→ Task to carry out
Lines containing "them" are to be counted. Report the count alone.

→ Data provided

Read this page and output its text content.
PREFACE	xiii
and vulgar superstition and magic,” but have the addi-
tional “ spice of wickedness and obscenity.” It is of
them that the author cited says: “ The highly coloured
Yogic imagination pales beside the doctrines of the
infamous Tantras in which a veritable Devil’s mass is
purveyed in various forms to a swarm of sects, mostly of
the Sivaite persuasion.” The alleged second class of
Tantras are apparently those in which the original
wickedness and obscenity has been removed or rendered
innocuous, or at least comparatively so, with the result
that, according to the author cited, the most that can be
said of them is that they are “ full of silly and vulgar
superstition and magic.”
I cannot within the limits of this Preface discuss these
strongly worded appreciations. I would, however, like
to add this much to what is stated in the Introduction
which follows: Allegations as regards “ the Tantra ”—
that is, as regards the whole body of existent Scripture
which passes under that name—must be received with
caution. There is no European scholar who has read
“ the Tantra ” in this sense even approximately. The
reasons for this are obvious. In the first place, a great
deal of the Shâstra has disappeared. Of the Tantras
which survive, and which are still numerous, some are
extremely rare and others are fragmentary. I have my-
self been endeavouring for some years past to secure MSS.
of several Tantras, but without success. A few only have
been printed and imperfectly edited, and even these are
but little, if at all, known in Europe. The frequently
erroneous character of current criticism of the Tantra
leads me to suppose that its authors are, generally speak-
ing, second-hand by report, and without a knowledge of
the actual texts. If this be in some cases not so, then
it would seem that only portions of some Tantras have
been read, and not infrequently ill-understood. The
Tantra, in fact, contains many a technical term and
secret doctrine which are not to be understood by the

→ Answer for this exercise
2